■ WHAT NEEDS TO BE DONE
Your copy should contain exactly the lines from the one that holds "Read all visible content and emit it as JSON." through the end of the material, reproduced as written, with no pictures.

----------------

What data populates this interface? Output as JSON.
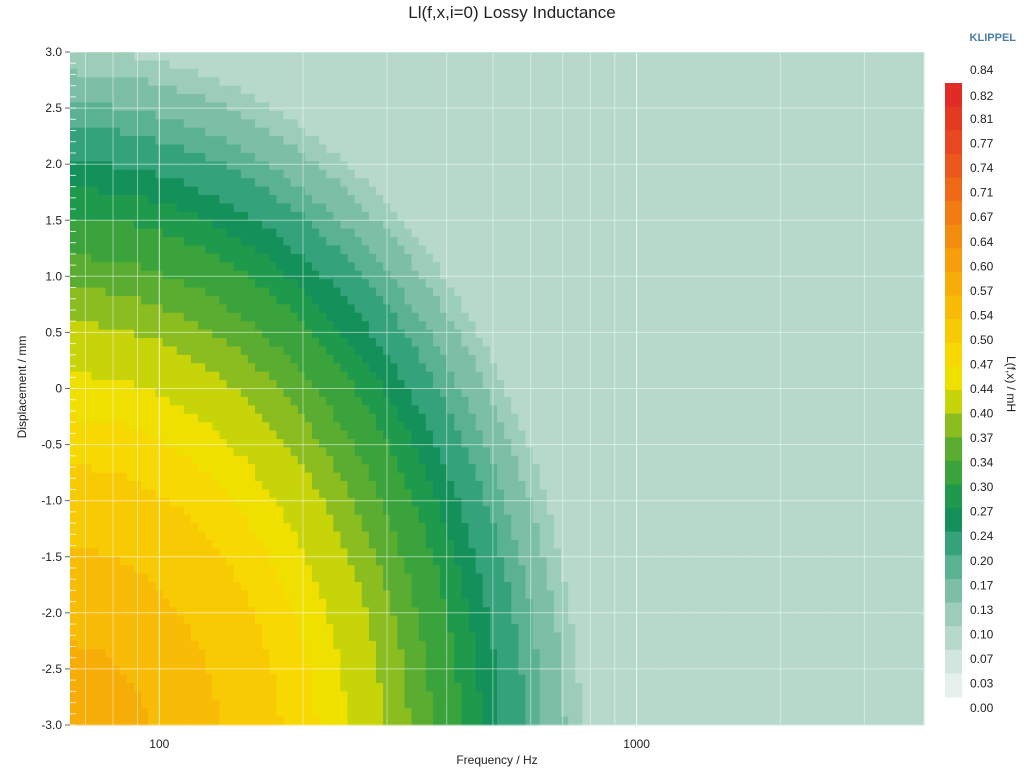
{
  "brand": "KLIPPEL",
  "chart_data": {
    "type": "heatmap",
    "title": "Ll(f,x,i=0) Lossy Inductance",
    "xlabel": "Frequency / Hz",
    "ylabel": "Displacement / mm",
    "colorbar_label": "L(f,x) / mH",
    "x_scale": "log",
    "xlim": [
      65,
      4000
    ],
    "ylim": [
      -3.0,
      3.0
    ],
    "x_ticks": [
      {
        "value": 100,
        "label": "100"
      },
      {
        "value": 1000,
        "label": "1000"
      }
    ],
    "y_ticks": [
      {
        "value": 3.0,
        "label": "3.0"
      },
      {
        "value": 2.5,
        "label": "2.5"
      },
      {
        "value": 2.0,
        "label": "2.0"
      },
      {
        "value": 1.5,
        "label": "1.5"
      },
      {
        "value": 1.0,
        "label": "1.0"
      },
      {
        "value": 0.5,
        "label": "0.5"
      },
      {
        "value": 0,
        "label": "0"
      },
      {
        "value": -0.5,
        "label": "-0.5"
      },
      {
        "value": -1.0,
        "label": "-1.0"
      },
      {
        "value": -1.5,
        "label": "-1.5"
      },
      {
        "value": -2.0,
        "label": "-2.0"
      },
      {
        "value": -2.5,
        "label": "-2.5"
      },
      {
        "value": -3.0,
        "label": "-3.0"
      }
    ],
    "colorbar_ticks": [
      "0.84",
      "0.82",
      "0.81",
      "0.77",
      "0.74",
      "0.71",
      "0.67",
      "0.64",
      "0.60",
      "0.57",
      "0.54",
      "0.50",
      "0.47",
      "0.44",
      "0.40",
      "0.37",
      "0.34",
      "0.30",
      "0.27",
      "0.24",
      "0.20",
      "0.17",
      "0.13",
      "0.10",
      "0.07",
      "0.03",
      "0.00"
    ],
    "color_levels": [
      {
        "value": 0.0,
        "color": "#e6f0ec"
      },
      {
        "value": 0.03,
        "color": "#d0e6de"
      },
      {
        "value": 0.07,
        "color": "#b6d9cb"
      },
      {
        "value": 0.1,
        "color": "#9ccdb9"
      },
      {
        "value": 0.13,
        "color": "#7dbfa6"
      },
      {
        "value": 0.17,
        "color": "#5ab292"
      },
      {
        "value": 0.2,
        "color": "#34a27a"
      },
      {
        "value": 0.24,
        "color": "#14915b"
      },
      {
        "value": 0.27,
        "color": "#1f9a4c"
      },
      {
        "value": 0.3,
        "color": "#3aa33c"
      },
      {
        "value": 0.34,
        "color": "#5aad30"
      },
      {
        "value": 0.37,
        "color": "#8bbd20"
      },
      {
        "value": 0.4,
        "color": "#c7d40a"
      },
      {
        "value": 0.44,
        "color": "#f0e000"
      },
      {
        "value": 0.47,
        "color": "#f7d802"
      },
      {
        "value": 0.5,
        "color": "#f8ca04"
      },
      {
        "value": 0.54,
        "color": "#f8bc06"
      },
      {
        "value": 0.57,
        "color": "#f7ad08"
      },
      {
        "value": 0.6,
        "color": "#f69e0b"
      },
      {
        "value": 0.64,
        "color": "#f38d0f"
      },
      {
        "value": 0.67,
        "color": "#f17c13"
      },
      {
        "value": 0.71,
        "color": "#ee6a17"
      },
      {
        "value": 0.74,
        "color": "#eb581b"
      },
      {
        "value": 0.77,
        "color": "#e8471f"
      },
      {
        "value": 0.81,
        "color": "#e53a22"
      },
      {
        "value": 0.84,
        "color": "#e22b25"
      }
    ],
    "model": {
      "f_peak_hz": 65,
      "base": 0.45,
      "x_slope": -0.08,
      "x_curv": -0.012,
      "rolloff": 0.42,
      "floor": 0.08
    },
    "grid": true,
    "colorbar_position": "right"
  }
}
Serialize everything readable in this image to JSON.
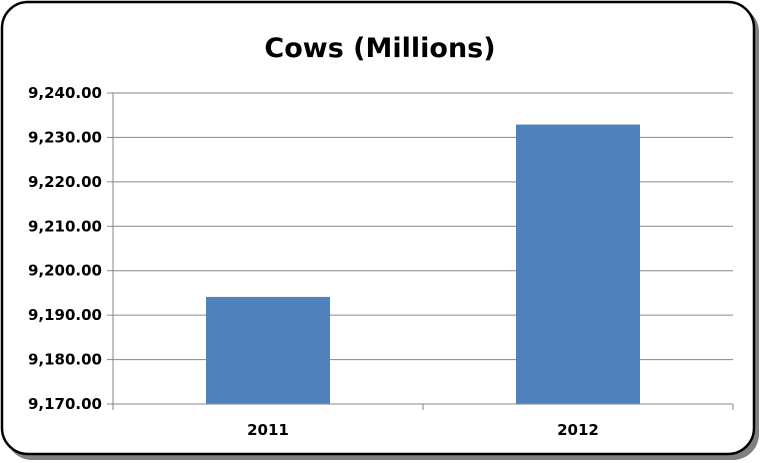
{
  "chart_data": {
    "type": "bar",
    "title": "Cows (Millions)",
    "xlabel": "",
    "ylabel": "",
    "categories": [
      "2011",
      "2012"
    ],
    "values": [
      9194.1,
      9232.9
    ],
    "ylim": [
      9170,
      9240
    ],
    "yticks": [
      9170,
      9180,
      9190,
      9200,
      9210,
      9220,
      9230,
      9240
    ],
    "ytick_labels": [
      "9,170.00",
      "9,180.00",
      "9,190.00",
      "9,200.00",
      "9,210.00",
      "9,220.00",
      "9,230.00",
      "9,240.00"
    ],
    "grid": true,
    "legend": "none",
    "bar_color": "#4F81BD",
    "grid_color": "#868686",
    "border_color": "#000000"
  }
}
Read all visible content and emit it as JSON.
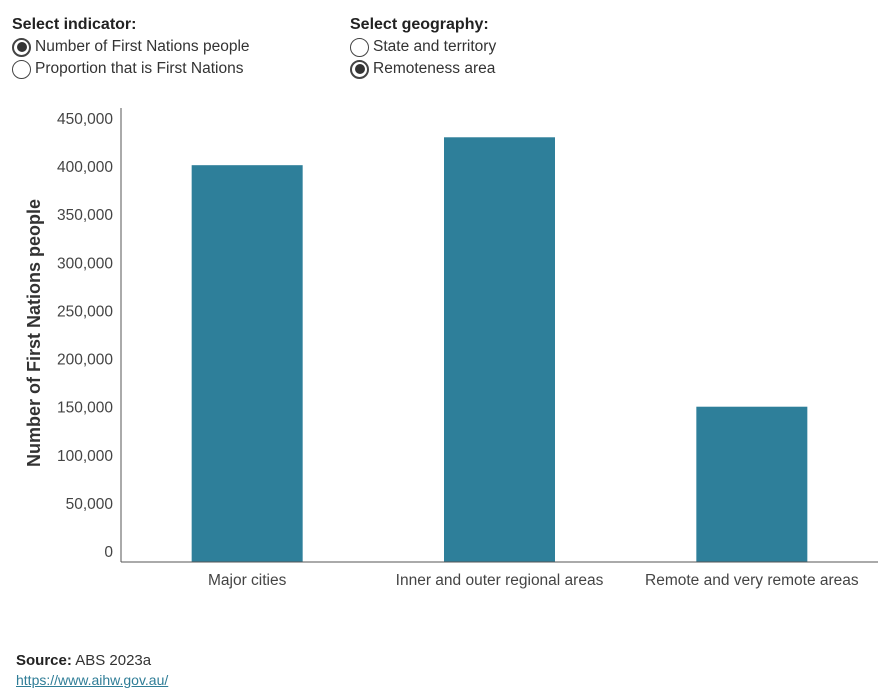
{
  "controls": {
    "indicator": {
      "title": "Select indicator:",
      "options": [
        {
          "label": "Number of First Nations people",
          "selected": true
        },
        {
          "label": "Proportion that is First Nations",
          "selected": false
        }
      ]
    },
    "geography": {
      "title": "Select geography:",
      "options": [
        {
          "label": "State and territory",
          "selected": false
        },
        {
          "label": "Remoteness area",
          "selected": true
        }
      ]
    }
  },
  "chart_data": {
    "type": "bar",
    "categories": [
      "Major cities",
      "Inner and outer regional areas",
      "Remote and very remote areas"
    ],
    "values": [
      402000,
      431000,
      151000
    ],
    "ylabel": "Number of First Nations people",
    "xlabel": "",
    "ylim": [
      0,
      450000
    ],
    "yticks": [
      0,
      50000,
      100000,
      150000,
      200000,
      250000,
      300000,
      350000,
      400000,
      450000
    ],
    "ytick_labels": [
      "0",
      "50,000",
      "100,000",
      "150,000",
      "200,000",
      "250,000",
      "300,000",
      "350,000",
      "400,000",
      "450,000"
    ],
    "bar_color": "#2e7f9a",
    "grid": false
  },
  "footer": {
    "source_label": "Source:",
    "source_text": "ABS 2023a",
    "link_text": "https://www.aihw.gov.au/"
  }
}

----------------

■ COMPLETED EXERCISE
Read all visible content and emit it as JSON.
{
  "controls": {
    "indicator": {
      "title": "Select indicator:",
      "options": [
        {
          "label": "Number of First Nations people",
          "selected": true
        },
        {
          "label": "Proportion that is First Nations",
          "selected": false
        }
      ]
    },
    "geography": {
      "title": "Select geography:",
      "options": [
        {
          "label": "State and territory",
          "selected": false
        },
        {
          "label": "Remoteness area",
          "selected": true
        }
      ]
    }
  },
  "chart_data": {
    "type": "bar",
    "categories": [
      "Major cities",
      "Inner and outer regional areas",
      "Remote and very remote areas"
    ],
    "values": [
      402000,
      431000,
      151000
    ],
    "ylabel": "Number of First Nations people",
    "xlabel": "",
    "ylim": [
      0,
      450000
    ],
    "yticks": [
      0,
      50000,
      100000,
      150000,
      200000,
      250000,
      300000,
      350000,
      400000,
      450000
    ],
    "ytick_labels": [
      "0",
      "50,000",
      "100,000",
      "150,000",
      "200,000",
      "250,000",
      "300,000",
      "350,000",
      "400,000",
      "450,000"
    ],
    "bar_color": "#2e7f9a",
    "grid": false
  },
  "footer": {
    "source_label": "Source:",
    "source_text": "ABS 2023a",
    "link_text": "https://www.aihw.gov.au/"
  }
}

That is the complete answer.